The introduction of polymeric insulators has created more options and opportunities for the overhead line designer and system operator. With the high strength-to-weight ratios of the composite units, previously impractical tower configurations are now possible, leading to aesthetic and efficient compact lines and line upgrading solutions.

Unfortunately, reliability is sometimes compromised by damage during construction of the line. With simple precautions, such risks can be eliminated and the full benefits of composite insulator characteristics realized. Experiences in South Africa with long rod insulators should provide utility personnel with the insight necessary to ensure quality installations.

History

In February 1996, one month after commissioning the 132-kV Vulcan/Ekangala line in South Africa, the mechanical failure of a 132-kV composite long rod insulator resulted in the dropping of a phase conductor. Investigation of the breakage showed the insulator had been subjected to a large bending load during line construction, which resulted in the splitting and partial fracture of the rod.

In mid-1998, the Aurora/Saldanha 132-kV circuit experienced a line drop. To untangle the twin conductors, erection crews rotated the caps of the insulators using a pipe wrench. The severe torsional stresses delaminated the rod, leading to the ultimate failure. Some 31% of the inspected insulators showed the teeth marks of a wrench on their end fittings. These are just two of several similar breakages that local utilities experienced, making the improper handling during storage, transport and erection the most common cause of polymeric insulator failure today.

When first introducing composite insulators, technicians strongly promoted their resistance to damage. Thus, it isn't surprising that the insulators were treated roughly on site. However, the incorrect loading of the units or damage to the moisture seal can cause complete mechanical or electrical breakdown. Moreover, the damage may not be visible and latent failures can occur after a few years of service.

Mechanisms of Failure

The practices and precautions suggested in the handling of composite insulators are primarily designed to limit the probability that the units are subjected to bending and torsional forces for which they have not been designed and to prevent the exposure of the cores to moisture by either housing, sheath or end-seal damage. The failure mechanisms that can arise from these defects are core delamination and breakage, and brittle fracture.

Core Delamination and Breakage

The core of a composite long rod insulator comprises several million continuous, unidirectional glass fibers, running longitudinally from end to end, encapsulated in a resin. This creates an extremely high tensile strength but does not provide much resistance to cantilever, torsional or compressive stresses.

The bending of a rod places half of its cross-section in tension and the other half in compression (a neutral axis separates the two regions). When taken past its elastic limit, the rod starts to delaminate and split down the neutral axis. As the bending progresses, this split propagates over the full length of the rod. With further bending, the side of the rod in compression will start to fracture.

▶ [Information shown]
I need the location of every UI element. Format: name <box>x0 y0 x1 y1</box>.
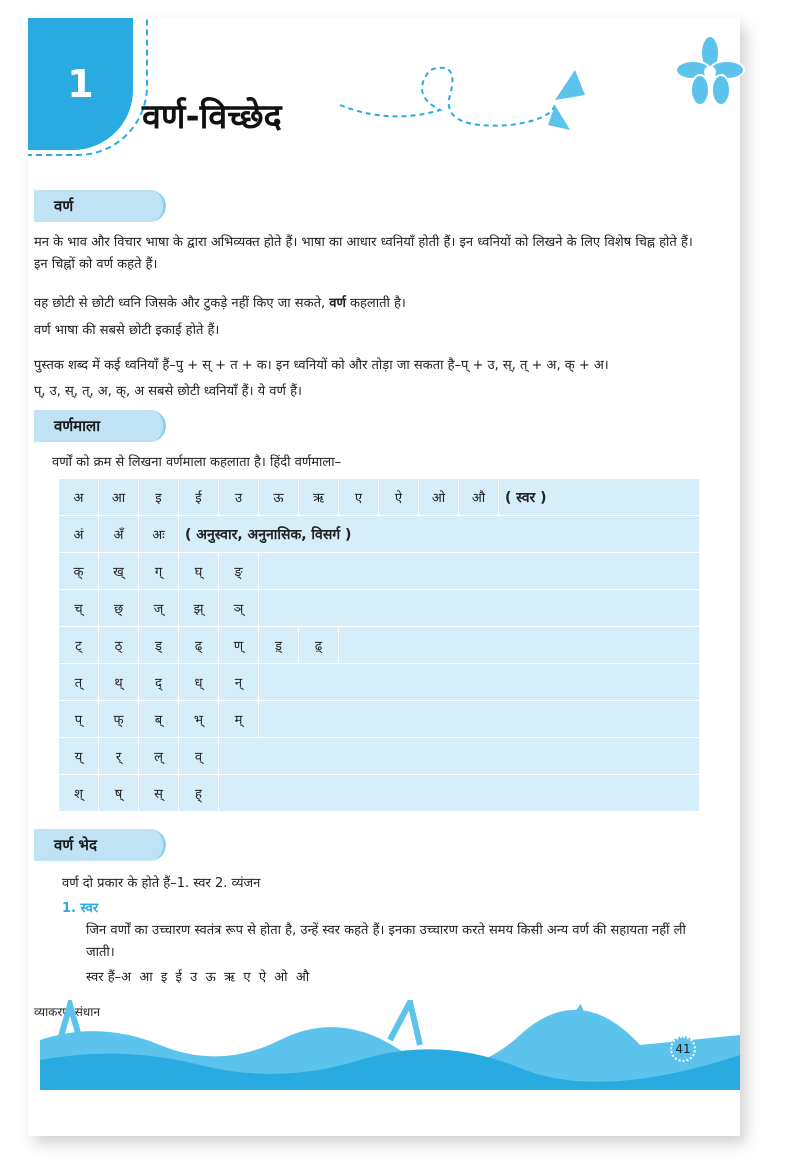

▶ [Directions] In the composite insulator text, what is the exact wording starting at "The core of" and ending at "or compressive stresses."? Copy it out word for word. Work only from the composite insulator text, not the data.

▶ [Task answer]
The core of a composite long rod insulator comprises several million continuous, unidirectional glass fibers, running longitudinally from end to end, encapsulated in a resin. This creates an extremely high tensile strength but does not provide much resistance to cantilever, torsional or compressive stresses.